### WHAT IS REQUIRED
Gather each line of the entries below that includes "difficulté".

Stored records
= = =

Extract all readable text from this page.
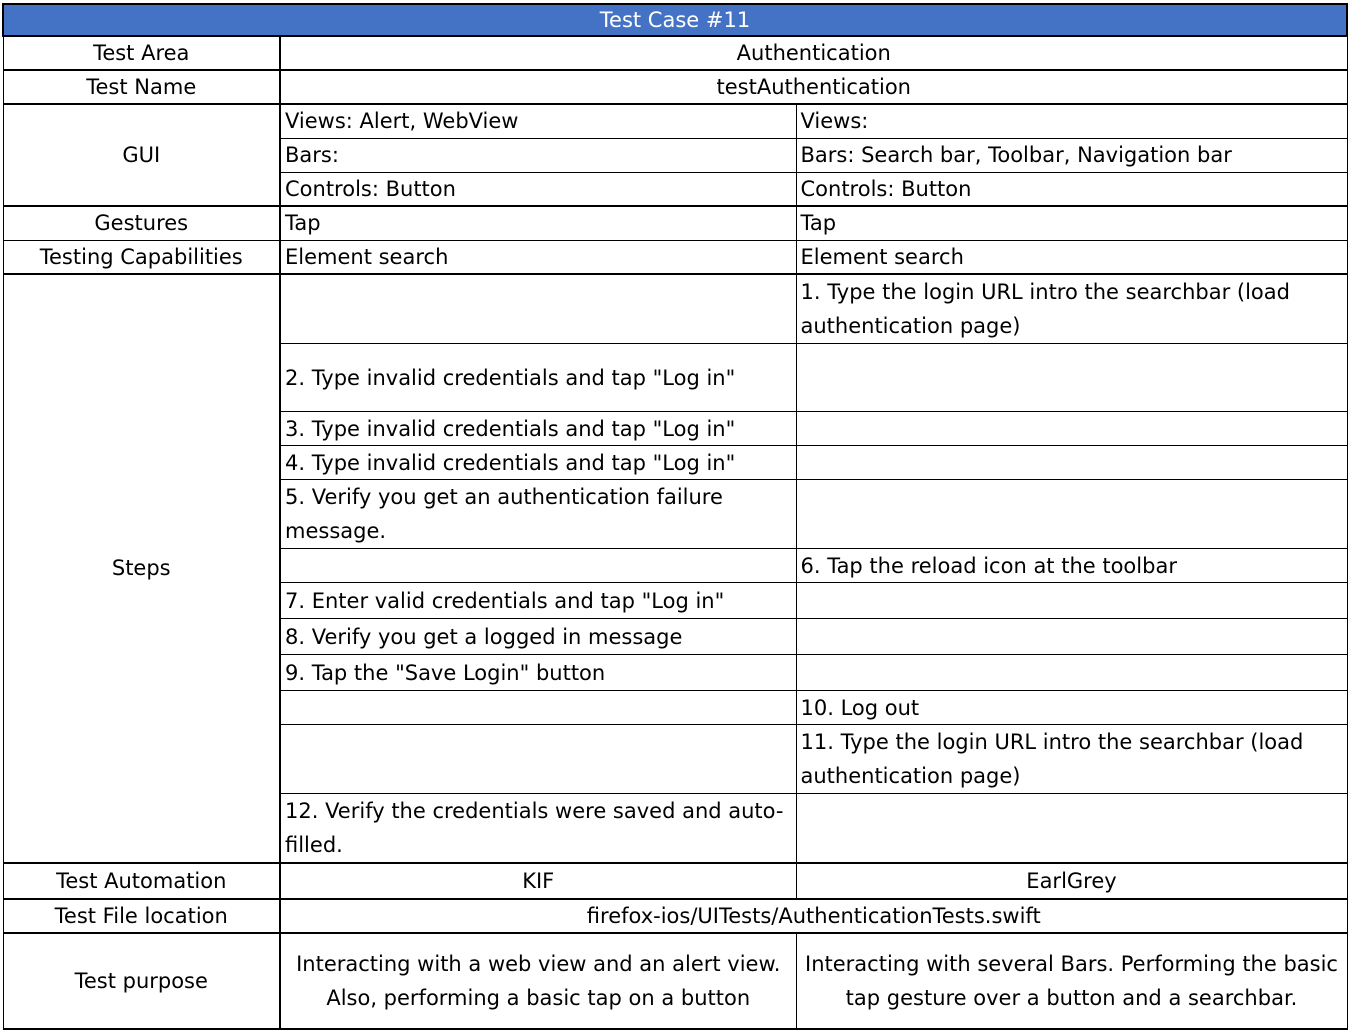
Test Case #11		
Test Area	Authentication	
Test Name	testAuthentication	
GUI	Views: Alert, WebView	Views:
	Bars:	Bars: Search bar, Toolbar, Navigation bar
	Controls: Button	Controls: Button
Gestures	Tap	Tap
Testing Capabilities	Element search	Element search
Steps		1. Type the login URL intro the searchbar (load authentication page)
	2. Type invalid credentials and tap "Log in"	
	3. Type invalid credentials and tap "Log in"	
	4. Type invalid credentials and tap "Log in"	
	5. Verify you get an authentication failure message.	
		6. Tap the reload icon at the toolbar
	7. Enter valid credentials and tap "Log in"	
	8. Verify you get a logged in message	
	9. Tap the "Save Login" button	
		10. Log out
		11. Type the login URL intro the searchbar (load authentication page)
	12. Verify the credentials were saved and auto-filled.	
Test Automation	KIF	EarlGrey
Test File location	firefox-ios/UITests/AuthenticationTests.swift	
Test purpose	Interacting with a web view and an alert view. Also, performing a basic tap on a button	Interacting with several Bars. Performing the basic tap gesture over a button and a searchbar.
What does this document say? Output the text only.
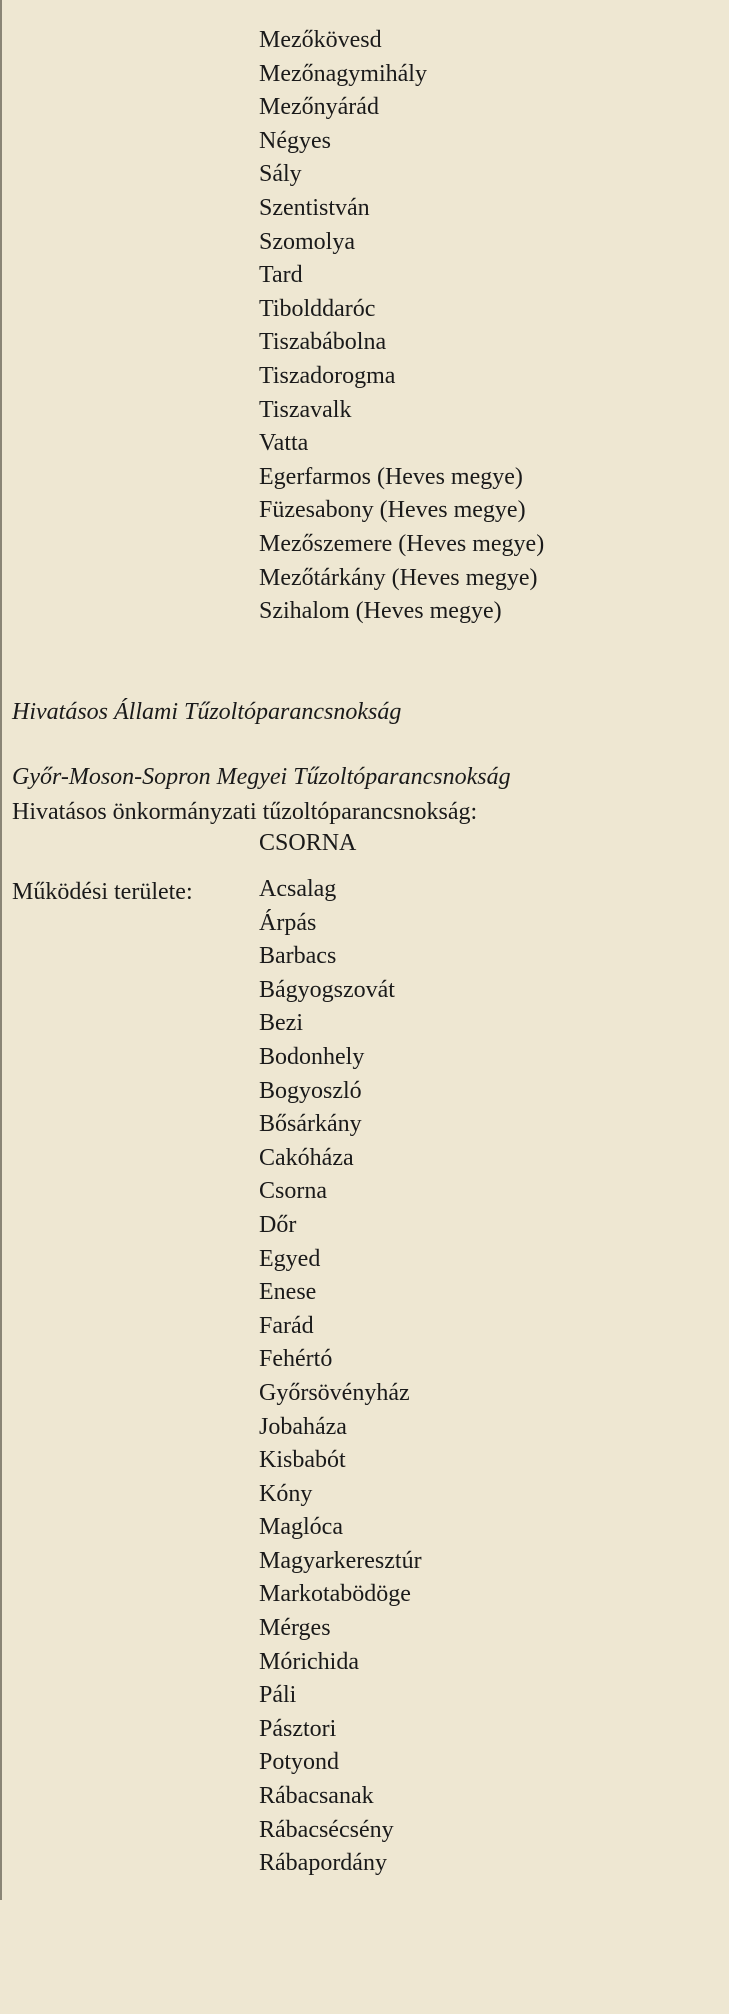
Mezőkövesd
Mezőnagymihály
Mezőnyárád
Négyes
Sály
Szentistván
Szomolya
Tard
Tibolddaróc
Tiszabábolna
Tiszadorogma
Tiszavalk
Vatta
Egerfarmos (Heves megye)
Füzesabony (Heves megye)
Mezőszemere (Heves megye)
Mezőtárkány (Heves megye)
Szihalom (Heves megye)
Hivatásos Állami Tűzoltóparancsnokság
Győr-Moson-Sopron Megyei Tűzoltóparancsnokság
Hivatásos önkormányzati tűzoltóparancsnokság:
CSORNA
Működési területe:	Acsalag
Árpás
Barbacs
Bágyogszovát
Bezi
Bodonhely
Bogyoszló
Bősárkány
Cakóháza
Csorna
Dőr
Egyed
Enese
Farád
Fehértó
Győrsövényház
Jobaháza
Kisbabót
Kóny
Maglóca
Magyarkeresztúr
Markotabödöge
Mérges
Mórichida
Páli
Pásztori
Potyond
Rábacsanak
Rábacsécsény
Rábapordány
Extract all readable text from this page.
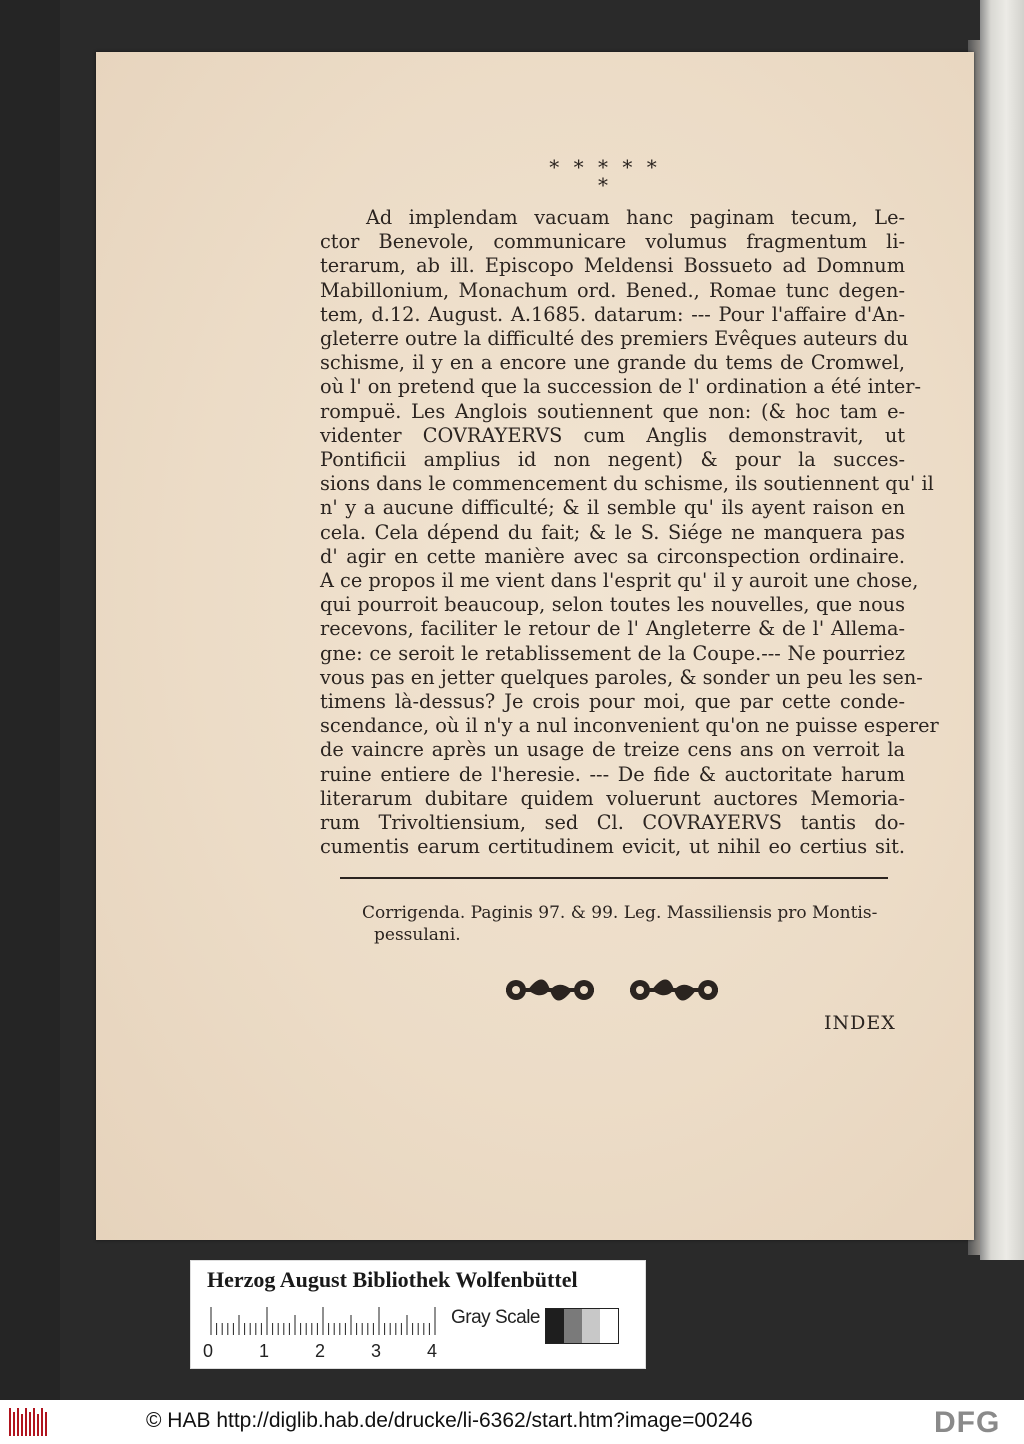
* * * * * *

Ad implendam vacuam hanc paginam tecum, Le-

ctor Benevole, communicare volumus fragmentum li-

terarum, ab ill. Episcopo Meldensi Bossueto ad Domnum

Mabillonium, Monachum ord. Bened., Romae tunc degen-

tem, d.12. August. A.1685. datarum: --- Pour l'affaire d'An-

gleterre outre la difficulté des premiers Evêques auteurs du

schisme, il y en a encore une grande du tems de Cromwel,

où l' on pretend que la succession de l' ordination a été inter-

rompuë. Les Anglois soutiennent que non: (& hoc tam e-

videnter COVRAYERVS cum Anglis demonstravit, ut

Pontificii amplius id non negent) & pour la succes-

sions dans le commencement du schisme, ils soutiennent qu' il

n' y a aucune difficulté; & il semble qu' ils ayent raison en

cela. Cela dépend du fait; & le S. Siége ne manquera pas

d' agir en cette manière avec sa circonspection ordinaire.

A ce propos il me vient dans l'esprit qu' il y auroit une chose,

qui pourroit beaucoup, selon toutes les nouvelles, que nous

recevons, faciliter le retour de l' Angleterre & de l' Allema-

gne: ce seroit le retablissement de la Coupe.--- Ne pourriez

vous pas en jetter quelques paroles, & sonder un peu les sen-

timens là-dessus? Je crois pour moi, que par cette conde-

scendance, où il n'y a nul inconvenient qu'on ne puisse esperer

de vaincre après un usage de treize cens ans on verroit la

ruine entiere de l'heresie. --- De fide & auctoritate harum

literarum dubitare quidem voluerunt auctores Memoria-

rum Trivoltiensium, sed Cl. COVRAYERVS tantis do-

cumentis earum certitudinem evicit, ut nihil eo certius sit.

Corrigenda. Paginis 97. & 99. Leg. Massiliensis pro Montis-
pessulani.
INDEX
Herzog August Bibliothek Wolfenbüttel
0	1	2	3	4
Gray Scale
© HAB http://diglib.hab.de/drucke/li-6362/start.htm?image=00246	DFG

= = =

### EXPECTED ANSWER
gleterre outre la difficulté des premiers Evêques auteurs du
n' y a aucune difficulté; & il semble qu' ils ayent raison en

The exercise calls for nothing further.